● TASK OBJECTIVE: Report how many lines hold the string "Stack". Give the number and nothing else.

● RECORDS PROVIDED:
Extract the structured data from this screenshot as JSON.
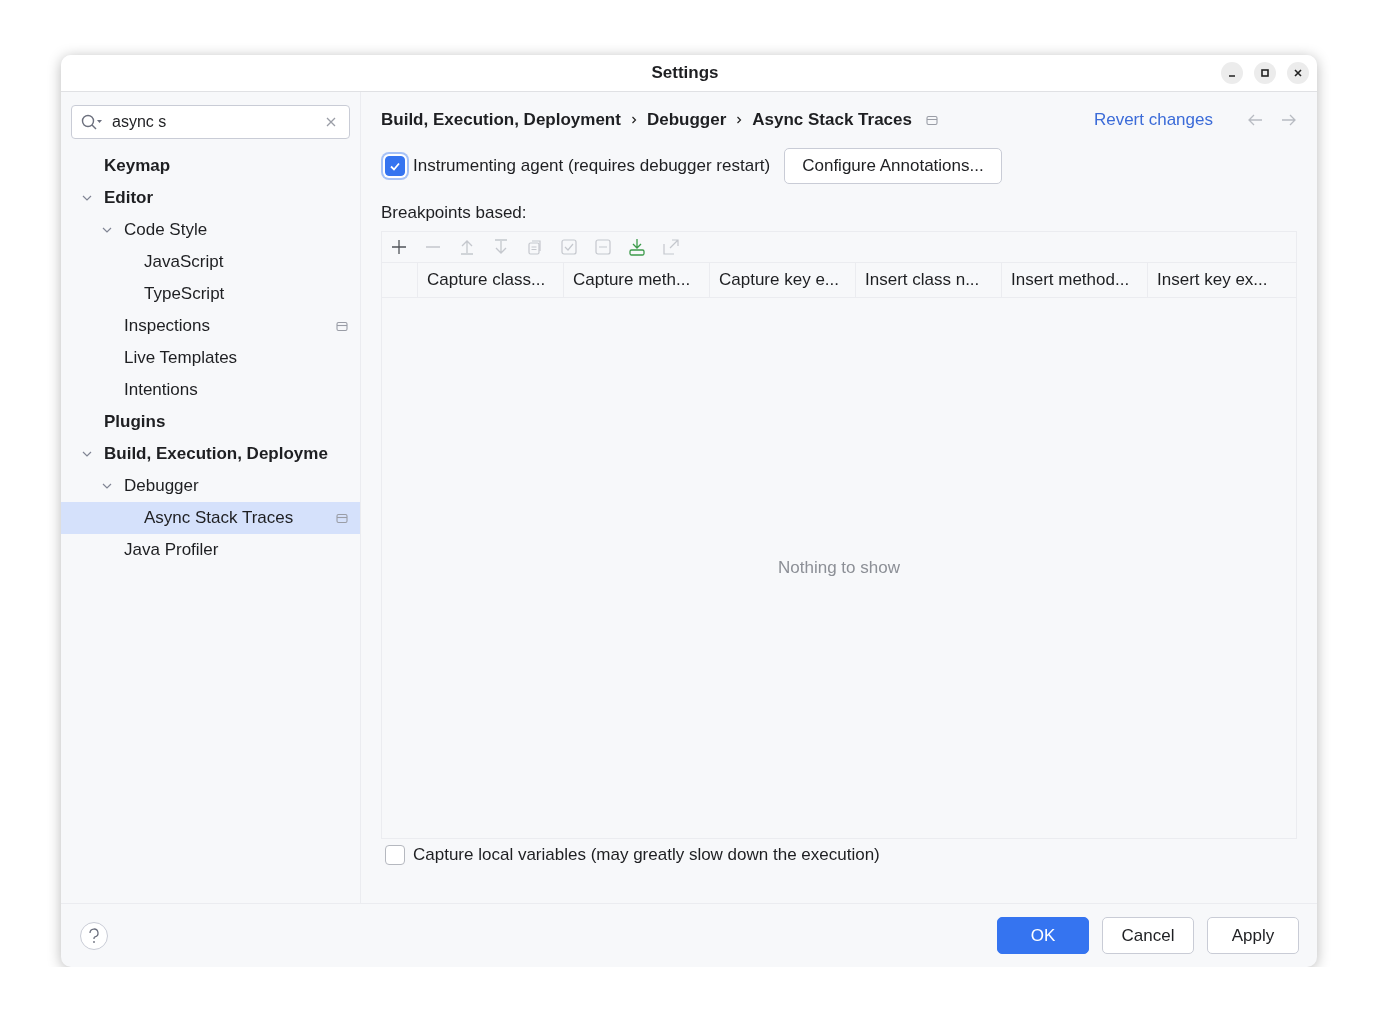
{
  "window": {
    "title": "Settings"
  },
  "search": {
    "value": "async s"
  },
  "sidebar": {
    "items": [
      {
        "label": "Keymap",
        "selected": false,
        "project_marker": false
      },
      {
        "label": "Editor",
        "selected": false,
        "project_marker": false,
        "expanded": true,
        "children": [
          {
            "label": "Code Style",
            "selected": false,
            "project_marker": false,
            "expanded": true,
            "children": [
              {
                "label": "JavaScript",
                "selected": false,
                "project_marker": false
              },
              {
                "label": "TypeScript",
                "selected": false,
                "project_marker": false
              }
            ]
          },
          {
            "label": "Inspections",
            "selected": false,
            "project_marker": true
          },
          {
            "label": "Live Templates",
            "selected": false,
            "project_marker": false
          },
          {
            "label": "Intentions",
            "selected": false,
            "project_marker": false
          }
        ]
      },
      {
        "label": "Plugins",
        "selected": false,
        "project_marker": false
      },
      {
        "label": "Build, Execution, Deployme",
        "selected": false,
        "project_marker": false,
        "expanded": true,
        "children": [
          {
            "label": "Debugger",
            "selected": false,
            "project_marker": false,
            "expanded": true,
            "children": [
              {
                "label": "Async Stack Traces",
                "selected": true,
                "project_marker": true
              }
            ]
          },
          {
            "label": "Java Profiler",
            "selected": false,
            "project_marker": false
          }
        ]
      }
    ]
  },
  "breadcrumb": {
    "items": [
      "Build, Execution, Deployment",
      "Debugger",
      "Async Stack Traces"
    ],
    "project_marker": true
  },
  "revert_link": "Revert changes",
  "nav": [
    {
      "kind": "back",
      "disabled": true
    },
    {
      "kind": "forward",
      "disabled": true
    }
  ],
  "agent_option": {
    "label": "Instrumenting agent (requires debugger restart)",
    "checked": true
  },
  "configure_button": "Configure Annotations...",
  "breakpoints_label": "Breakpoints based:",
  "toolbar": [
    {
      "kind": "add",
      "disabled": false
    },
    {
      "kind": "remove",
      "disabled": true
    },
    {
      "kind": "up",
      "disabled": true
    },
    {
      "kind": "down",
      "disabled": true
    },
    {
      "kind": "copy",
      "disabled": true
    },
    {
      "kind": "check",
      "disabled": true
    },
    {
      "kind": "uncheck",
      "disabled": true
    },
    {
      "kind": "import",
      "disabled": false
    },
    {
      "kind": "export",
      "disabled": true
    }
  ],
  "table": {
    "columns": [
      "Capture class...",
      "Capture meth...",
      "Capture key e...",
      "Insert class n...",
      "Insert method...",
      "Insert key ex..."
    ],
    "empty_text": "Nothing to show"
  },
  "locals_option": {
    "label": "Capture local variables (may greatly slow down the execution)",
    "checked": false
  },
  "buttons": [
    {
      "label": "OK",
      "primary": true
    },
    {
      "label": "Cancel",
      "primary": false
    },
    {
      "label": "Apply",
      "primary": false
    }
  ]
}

...

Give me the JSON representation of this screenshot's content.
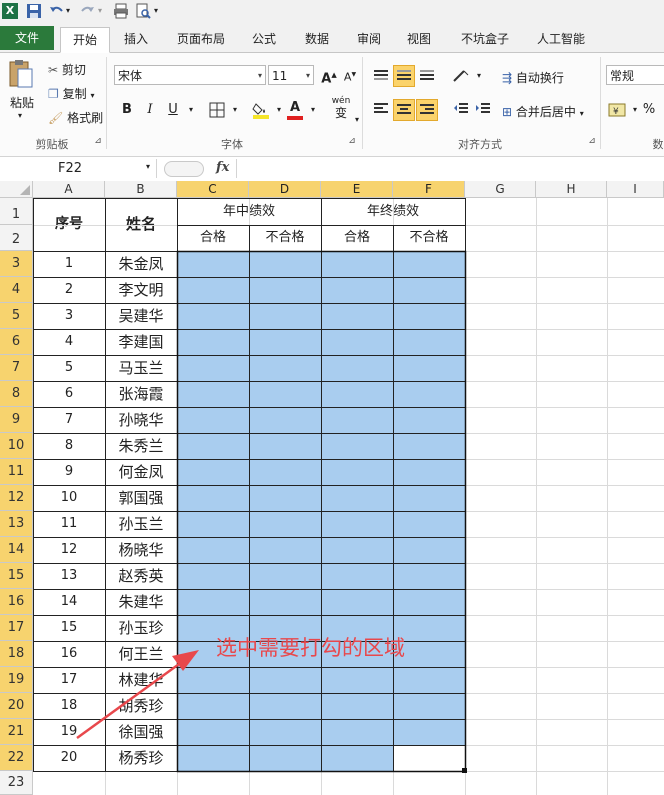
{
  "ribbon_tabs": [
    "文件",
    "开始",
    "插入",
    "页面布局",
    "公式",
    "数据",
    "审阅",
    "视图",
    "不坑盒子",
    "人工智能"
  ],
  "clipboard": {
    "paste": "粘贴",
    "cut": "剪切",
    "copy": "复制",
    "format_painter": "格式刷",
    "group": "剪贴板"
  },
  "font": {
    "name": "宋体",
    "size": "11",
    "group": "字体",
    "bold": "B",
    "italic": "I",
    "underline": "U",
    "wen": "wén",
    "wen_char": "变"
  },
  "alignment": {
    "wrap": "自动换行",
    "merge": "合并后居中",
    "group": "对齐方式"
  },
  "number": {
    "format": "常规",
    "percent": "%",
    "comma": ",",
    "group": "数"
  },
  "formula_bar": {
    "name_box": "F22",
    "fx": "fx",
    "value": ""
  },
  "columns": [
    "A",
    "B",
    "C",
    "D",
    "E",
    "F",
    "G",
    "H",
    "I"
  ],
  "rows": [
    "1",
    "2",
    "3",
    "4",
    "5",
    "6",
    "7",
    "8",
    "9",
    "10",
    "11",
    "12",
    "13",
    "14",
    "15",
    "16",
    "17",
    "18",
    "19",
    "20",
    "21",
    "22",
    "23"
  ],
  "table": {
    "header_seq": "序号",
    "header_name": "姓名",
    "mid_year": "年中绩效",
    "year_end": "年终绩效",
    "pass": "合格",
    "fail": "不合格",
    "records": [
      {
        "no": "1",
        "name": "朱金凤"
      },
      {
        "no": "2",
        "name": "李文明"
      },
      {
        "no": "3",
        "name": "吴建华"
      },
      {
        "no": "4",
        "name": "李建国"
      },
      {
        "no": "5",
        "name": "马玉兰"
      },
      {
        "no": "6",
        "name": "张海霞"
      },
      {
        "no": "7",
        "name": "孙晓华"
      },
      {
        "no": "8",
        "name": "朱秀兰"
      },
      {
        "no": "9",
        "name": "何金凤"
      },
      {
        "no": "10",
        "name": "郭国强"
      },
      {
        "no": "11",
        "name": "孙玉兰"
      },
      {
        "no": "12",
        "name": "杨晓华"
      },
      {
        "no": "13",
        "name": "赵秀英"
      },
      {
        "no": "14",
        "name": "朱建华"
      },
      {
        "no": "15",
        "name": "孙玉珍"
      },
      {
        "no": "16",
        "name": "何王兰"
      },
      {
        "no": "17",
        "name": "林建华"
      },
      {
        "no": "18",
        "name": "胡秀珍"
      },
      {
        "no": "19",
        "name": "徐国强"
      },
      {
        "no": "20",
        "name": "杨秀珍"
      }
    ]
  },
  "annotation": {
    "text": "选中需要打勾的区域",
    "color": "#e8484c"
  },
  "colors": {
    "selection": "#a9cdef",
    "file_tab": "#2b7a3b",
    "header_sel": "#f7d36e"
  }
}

● RESULT OF THIS TASK: 2